Stored dataset items
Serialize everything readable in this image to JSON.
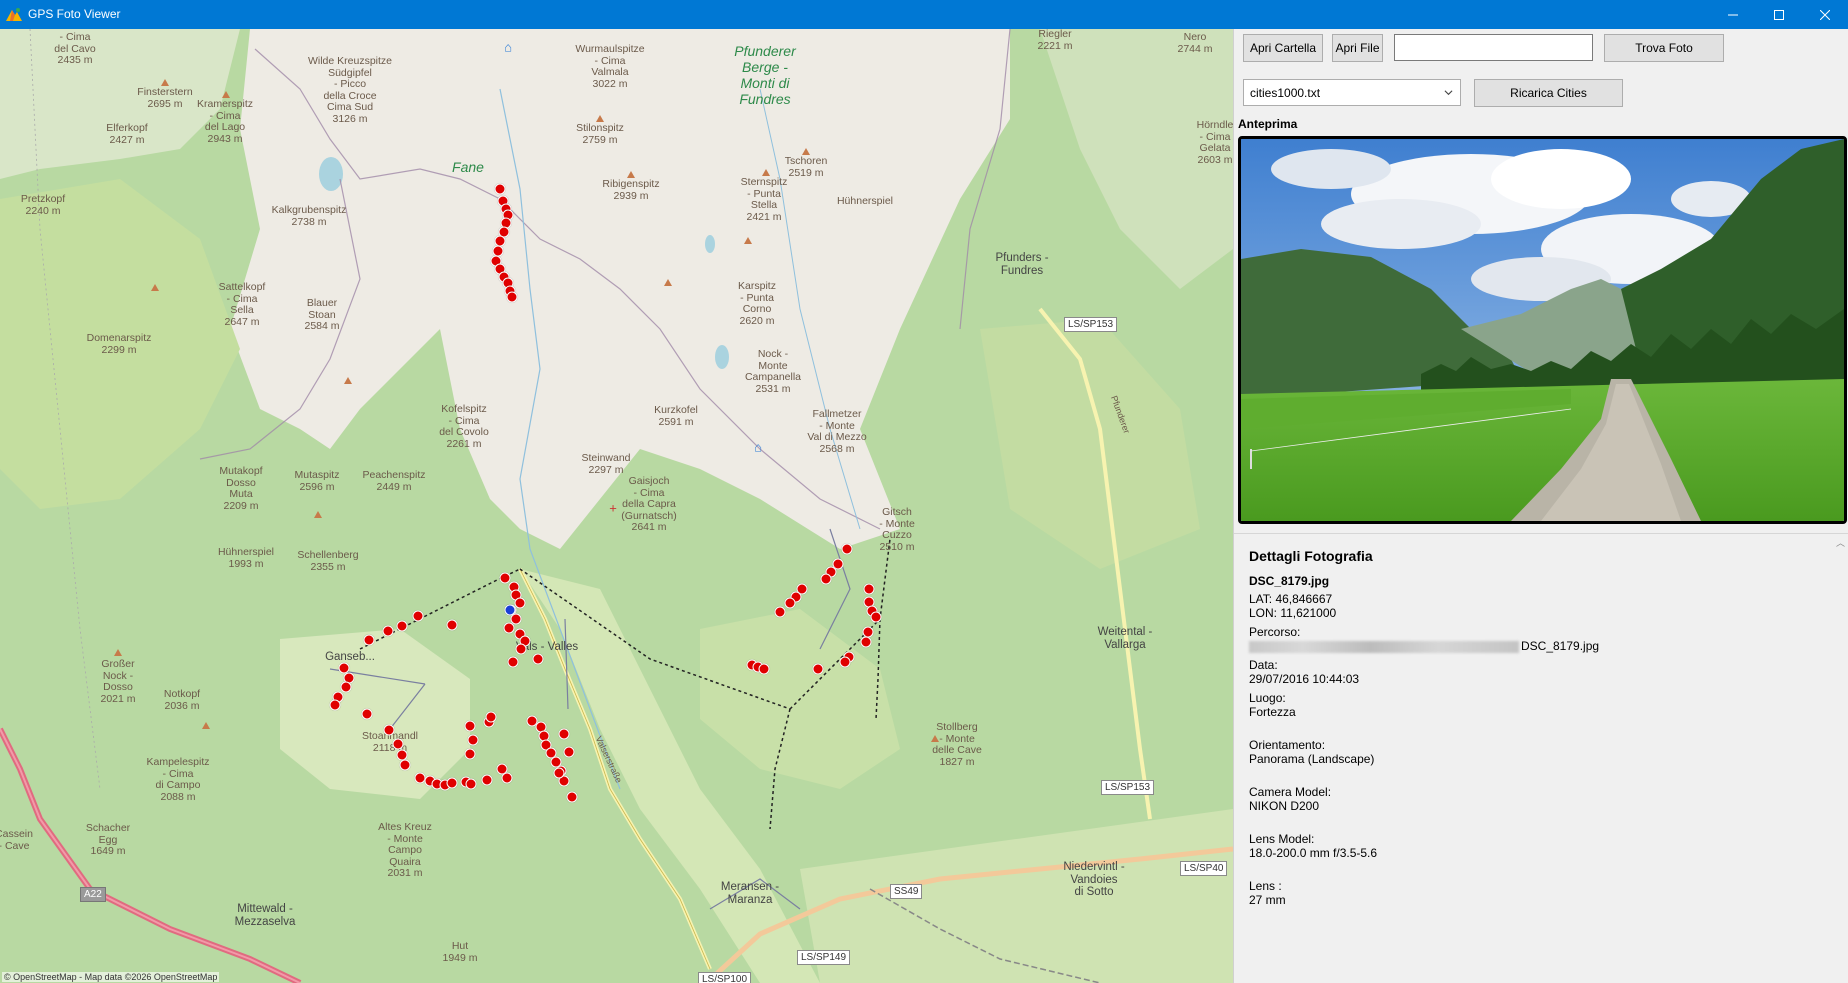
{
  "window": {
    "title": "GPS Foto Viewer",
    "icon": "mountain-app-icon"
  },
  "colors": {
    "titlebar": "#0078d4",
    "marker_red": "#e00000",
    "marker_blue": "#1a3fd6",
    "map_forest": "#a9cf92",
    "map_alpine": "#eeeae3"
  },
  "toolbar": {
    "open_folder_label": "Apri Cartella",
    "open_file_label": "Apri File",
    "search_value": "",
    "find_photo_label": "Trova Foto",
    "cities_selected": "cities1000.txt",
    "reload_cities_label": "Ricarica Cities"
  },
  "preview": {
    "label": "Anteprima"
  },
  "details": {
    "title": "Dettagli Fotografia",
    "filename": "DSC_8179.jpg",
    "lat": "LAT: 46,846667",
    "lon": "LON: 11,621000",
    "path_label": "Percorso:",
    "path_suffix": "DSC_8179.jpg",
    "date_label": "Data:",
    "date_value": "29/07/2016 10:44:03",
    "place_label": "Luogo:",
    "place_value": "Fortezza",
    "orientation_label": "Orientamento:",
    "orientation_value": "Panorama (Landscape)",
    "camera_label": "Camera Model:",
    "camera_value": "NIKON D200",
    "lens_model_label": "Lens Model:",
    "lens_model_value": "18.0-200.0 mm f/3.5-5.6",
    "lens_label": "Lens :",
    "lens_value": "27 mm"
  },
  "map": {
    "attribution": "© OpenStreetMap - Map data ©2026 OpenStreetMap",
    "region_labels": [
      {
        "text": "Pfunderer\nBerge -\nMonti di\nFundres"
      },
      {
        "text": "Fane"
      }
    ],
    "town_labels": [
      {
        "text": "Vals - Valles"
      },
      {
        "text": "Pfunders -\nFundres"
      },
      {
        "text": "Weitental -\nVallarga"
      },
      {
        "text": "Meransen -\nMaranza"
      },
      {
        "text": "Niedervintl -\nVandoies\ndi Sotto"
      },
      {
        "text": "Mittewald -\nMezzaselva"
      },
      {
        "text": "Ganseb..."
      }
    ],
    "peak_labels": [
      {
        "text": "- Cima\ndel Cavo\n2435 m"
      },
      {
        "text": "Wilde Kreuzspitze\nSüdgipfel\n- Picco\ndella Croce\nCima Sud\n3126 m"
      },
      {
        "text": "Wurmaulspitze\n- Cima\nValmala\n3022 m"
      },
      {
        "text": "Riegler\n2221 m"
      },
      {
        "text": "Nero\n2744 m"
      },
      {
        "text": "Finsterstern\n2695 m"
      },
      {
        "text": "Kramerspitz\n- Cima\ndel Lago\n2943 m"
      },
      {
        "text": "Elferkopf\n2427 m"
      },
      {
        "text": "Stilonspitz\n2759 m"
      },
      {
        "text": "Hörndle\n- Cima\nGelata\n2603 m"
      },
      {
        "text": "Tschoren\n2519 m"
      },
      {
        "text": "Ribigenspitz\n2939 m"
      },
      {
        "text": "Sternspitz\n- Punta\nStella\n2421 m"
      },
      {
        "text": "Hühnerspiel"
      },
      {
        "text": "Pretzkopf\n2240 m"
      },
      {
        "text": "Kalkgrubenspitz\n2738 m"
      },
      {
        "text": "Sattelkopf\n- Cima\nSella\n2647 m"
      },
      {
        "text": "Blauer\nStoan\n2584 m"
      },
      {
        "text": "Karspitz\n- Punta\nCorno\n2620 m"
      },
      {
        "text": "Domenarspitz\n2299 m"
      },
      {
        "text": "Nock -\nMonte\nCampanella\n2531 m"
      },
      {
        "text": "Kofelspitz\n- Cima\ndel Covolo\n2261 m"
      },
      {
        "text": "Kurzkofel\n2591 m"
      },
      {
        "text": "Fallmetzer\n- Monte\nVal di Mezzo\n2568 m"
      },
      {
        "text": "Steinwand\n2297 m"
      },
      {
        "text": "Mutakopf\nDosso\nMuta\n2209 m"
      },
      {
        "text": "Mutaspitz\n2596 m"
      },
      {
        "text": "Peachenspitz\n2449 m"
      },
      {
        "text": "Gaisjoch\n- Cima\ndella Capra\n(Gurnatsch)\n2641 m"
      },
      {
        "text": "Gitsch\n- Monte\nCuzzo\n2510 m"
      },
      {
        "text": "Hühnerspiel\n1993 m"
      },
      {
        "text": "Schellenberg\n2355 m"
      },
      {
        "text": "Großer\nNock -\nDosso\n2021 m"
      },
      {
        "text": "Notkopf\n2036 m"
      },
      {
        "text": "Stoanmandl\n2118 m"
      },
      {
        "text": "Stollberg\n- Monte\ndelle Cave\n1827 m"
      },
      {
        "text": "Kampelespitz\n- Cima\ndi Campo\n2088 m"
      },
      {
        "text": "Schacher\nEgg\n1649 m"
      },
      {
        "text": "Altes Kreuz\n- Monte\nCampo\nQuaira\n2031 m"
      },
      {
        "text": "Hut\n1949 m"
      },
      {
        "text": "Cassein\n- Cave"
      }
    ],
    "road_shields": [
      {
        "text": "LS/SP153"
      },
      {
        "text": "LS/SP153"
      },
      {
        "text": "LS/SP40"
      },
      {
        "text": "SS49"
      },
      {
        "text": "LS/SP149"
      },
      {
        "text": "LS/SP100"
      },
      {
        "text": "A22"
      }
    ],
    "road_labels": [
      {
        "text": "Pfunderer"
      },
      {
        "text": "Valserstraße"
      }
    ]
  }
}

_Your instructions:_
Exclude the pictures. Write out the remaining data exactly.

_The solution:_
Serialize everything readable in this image to JSON.
{
  "window": {
    "title": "GPS Foto Viewer",
    "icon": "mountain-app-icon"
  },
  "colors": {
    "titlebar": "#0078d4",
    "marker_red": "#e00000",
    "marker_blue": "#1a3fd6",
    "map_forest": "#a9cf92",
    "map_alpine": "#eeeae3"
  },
  "toolbar": {
    "open_folder_label": "Apri Cartella",
    "open_file_label": "Apri File",
    "search_value": "",
    "find_photo_label": "Trova Foto",
    "cities_selected": "cities1000.txt",
    "reload_cities_label": "Ricarica Cities"
  },
  "preview": {
    "label": "Anteprima"
  },
  "details": {
    "title": "Dettagli Fotografia",
    "filename": "DSC_8179.jpg",
    "lat": "LAT: 46,846667",
    "lon": "LON: 11,621000",
    "path_label": "Percorso:",
    "path_suffix": "DSC_8179.jpg",
    "date_label": "Data:",
    "date_value": "29/07/2016 10:44:03",
    "place_label": "Luogo:",
    "place_value": "Fortezza",
    "orientation_label": "Orientamento:",
    "orientation_value": "Panorama (Landscape)",
    "camera_label": "Camera Model:",
    "camera_value": "NIKON D200",
    "lens_model_label": "Lens Model:",
    "lens_model_value": "18.0-200.0 mm f/3.5-5.6",
    "lens_label": "Lens :",
    "lens_value": "27 mm"
  },
  "map": {
    "attribution": "© OpenStreetMap - Map data ©2026 OpenStreetMap",
    "region_labels": [
      {
        "text": "Pfunderer\nBerge -\nMonti di\nFundres"
      },
      {
        "text": "Fane"
      }
    ],
    "town_labels": [
      {
        "text": "Vals - Valles"
      },
      {
        "text": "Pfunders -\nFundres"
      },
      {
        "text": "Weitental -\nVallarga"
      },
      {
        "text": "Meransen -\nMaranza"
      },
      {
        "text": "Niedervintl -\nVandoies\ndi Sotto"
      },
      {
        "text": "Mittewald -\nMezzaselva"
      },
      {
        "text": "Ganseb..."
      }
    ],
    "peak_labels": [
      {
        "text": "- Cima\ndel Cavo\n2435 m"
      },
      {
        "text": "Wilde Kreuzspitze\nSüdgipfel\n- Picco\ndella Croce\nCima Sud\n3126 m"
      },
      {
        "text": "Wurmaulspitze\n- Cima\nValmala\n3022 m"
      },
      {
        "text": "Riegler\n2221 m"
      },
      {
        "text": "Nero\n2744 m"
      },
      {
        "text": "Finsterstern\n2695 m"
      },
      {
        "text": "Kramerspitz\n- Cima\ndel Lago\n2943 m"
      },
      {
        "text": "Elferkopf\n2427 m"
      },
      {
        "text": "Stilonspitz\n2759 m"
      },
      {
        "text": "Hörndle\n- Cima\nGelata\n2603 m"
      },
      {
        "text": "Tschoren\n2519 m"
      },
      {
        "text": "Ribigenspitz\n2939 m"
      },
      {
        "text": "Sternspitz\n- Punta\nStella\n2421 m"
      },
      {
        "text": "Hühnerspiel"
      },
      {
        "text": "Pretzkopf\n2240 m"
      },
      {
        "text": "Kalkgrubenspitz\n2738 m"
      },
      {
        "text": "Sattelkopf\n- Cima\nSella\n2647 m"
      },
      {
        "text": "Blauer\nStoan\n2584 m"
      },
      {
        "text": "Karspitz\n- Punta\nCorno\n2620 m"
      },
      {
        "text": "Domenarspitz\n2299 m"
      },
      {
        "text": "Nock -\nMonte\nCampanella\n2531 m"
      },
      {
        "text": "Kofelspitz\n- Cima\ndel Covolo\n2261 m"
      },
      {
        "text": "Kurzkofel\n2591 m"
      },
      {
        "text": "Fallmetzer\n- Monte\nVal di Mezzo\n2568 m"
      },
      {
        "text": "Steinwand\n2297 m"
      },
      {
        "text": "Mutakopf\nDosso\nMuta\n2209 m"
      },
      {
        "text": "Mutaspitz\n2596 m"
      },
      {
        "text": "Peachenspitz\n2449 m"
      },
      {
        "text": "Gaisjoch\n- Cima\ndella Capra\n(Gurnatsch)\n2641 m"
      },
      {
        "text": "Gitsch\n- Monte\nCuzzo\n2510 m"
      },
      {
        "text": "Hühnerspiel\n1993 m"
      },
      {
        "text": "Schellenberg\n2355 m"
      },
      {
        "text": "Großer\nNock -\nDosso\n2021 m"
      },
      {
        "text": "Notkopf\n2036 m"
      },
      {
        "text": "Stoanmandl\n2118 m"
      },
      {
        "text": "Stollberg\n- Monte\ndelle Cave\n1827 m"
      },
      {
        "text": "Kampelespitz\n- Cima\ndi Campo\n2088 m"
      },
      {
        "text": "Schacher\nEgg\n1649 m"
      },
      {
        "text": "Altes Kreuz\n- Monte\nCampo\nQuaira\n2031 m"
      },
      {
        "text": "Hut\n1949 m"
      },
      {
        "text": "Cassein\n- Cave"
      }
    ],
    "road_shields": [
      {
        "text": "LS/SP153"
      },
      {
        "text": "LS/SP153"
      },
      {
        "text": "LS/SP40"
      },
      {
        "text": "SS49"
      },
      {
        "text": "LS/SP149"
      },
      {
        "text": "LS/SP100"
      },
      {
        "text": "A22"
      }
    ],
    "road_labels": [
      {
        "text": "Pfunderer"
      },
      {
        "text": "Valserstraße"
      }
    ]
  }
}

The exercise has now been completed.